▶ **WHAT IS ASKED**
All lines holding the string "JSON" are to be shown.

▶ **Collected data entries**
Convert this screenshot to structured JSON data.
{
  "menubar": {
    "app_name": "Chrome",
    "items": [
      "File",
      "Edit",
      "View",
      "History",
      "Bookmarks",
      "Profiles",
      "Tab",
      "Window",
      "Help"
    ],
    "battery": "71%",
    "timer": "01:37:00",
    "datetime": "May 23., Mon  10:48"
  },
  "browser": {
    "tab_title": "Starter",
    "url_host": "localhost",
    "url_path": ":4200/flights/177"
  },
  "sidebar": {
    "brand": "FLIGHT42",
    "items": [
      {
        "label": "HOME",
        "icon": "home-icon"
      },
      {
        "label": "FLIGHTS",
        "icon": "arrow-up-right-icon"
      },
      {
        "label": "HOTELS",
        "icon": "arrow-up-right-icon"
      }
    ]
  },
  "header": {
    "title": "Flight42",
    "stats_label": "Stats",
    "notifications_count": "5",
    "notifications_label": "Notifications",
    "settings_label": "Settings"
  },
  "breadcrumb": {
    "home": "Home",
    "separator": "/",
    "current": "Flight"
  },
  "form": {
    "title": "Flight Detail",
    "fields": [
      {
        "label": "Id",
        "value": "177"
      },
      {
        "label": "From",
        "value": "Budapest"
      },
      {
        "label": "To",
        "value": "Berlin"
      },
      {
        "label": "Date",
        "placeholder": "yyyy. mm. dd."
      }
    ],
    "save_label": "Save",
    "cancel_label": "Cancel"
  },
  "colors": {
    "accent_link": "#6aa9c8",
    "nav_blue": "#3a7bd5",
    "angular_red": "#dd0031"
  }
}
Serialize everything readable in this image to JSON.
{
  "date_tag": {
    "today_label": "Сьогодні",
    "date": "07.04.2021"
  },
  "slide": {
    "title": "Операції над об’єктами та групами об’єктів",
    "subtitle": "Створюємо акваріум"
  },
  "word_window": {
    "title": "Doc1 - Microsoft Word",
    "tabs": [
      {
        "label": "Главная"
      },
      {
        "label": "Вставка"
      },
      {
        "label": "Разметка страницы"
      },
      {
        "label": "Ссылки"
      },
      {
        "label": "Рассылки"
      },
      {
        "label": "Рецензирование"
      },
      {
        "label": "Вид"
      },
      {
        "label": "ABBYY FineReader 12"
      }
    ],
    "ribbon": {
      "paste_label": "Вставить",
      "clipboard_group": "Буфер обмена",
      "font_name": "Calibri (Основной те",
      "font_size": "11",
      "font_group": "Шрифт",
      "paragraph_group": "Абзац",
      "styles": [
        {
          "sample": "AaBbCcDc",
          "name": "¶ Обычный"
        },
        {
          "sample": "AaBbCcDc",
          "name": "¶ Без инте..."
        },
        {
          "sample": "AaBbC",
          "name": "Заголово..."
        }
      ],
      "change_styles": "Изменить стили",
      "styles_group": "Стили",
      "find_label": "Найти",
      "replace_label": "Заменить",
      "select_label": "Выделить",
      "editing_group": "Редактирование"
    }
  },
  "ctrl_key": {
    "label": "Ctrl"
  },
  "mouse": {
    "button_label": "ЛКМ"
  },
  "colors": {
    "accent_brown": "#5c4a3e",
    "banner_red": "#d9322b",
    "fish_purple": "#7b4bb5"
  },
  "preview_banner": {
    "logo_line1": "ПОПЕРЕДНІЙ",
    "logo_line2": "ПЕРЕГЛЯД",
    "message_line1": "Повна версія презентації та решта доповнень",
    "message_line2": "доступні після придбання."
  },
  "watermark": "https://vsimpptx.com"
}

▶ **TASK SOLUTION**
Convert this screenshot to structured JSON data.
Serialize everything readable in this image to JSON.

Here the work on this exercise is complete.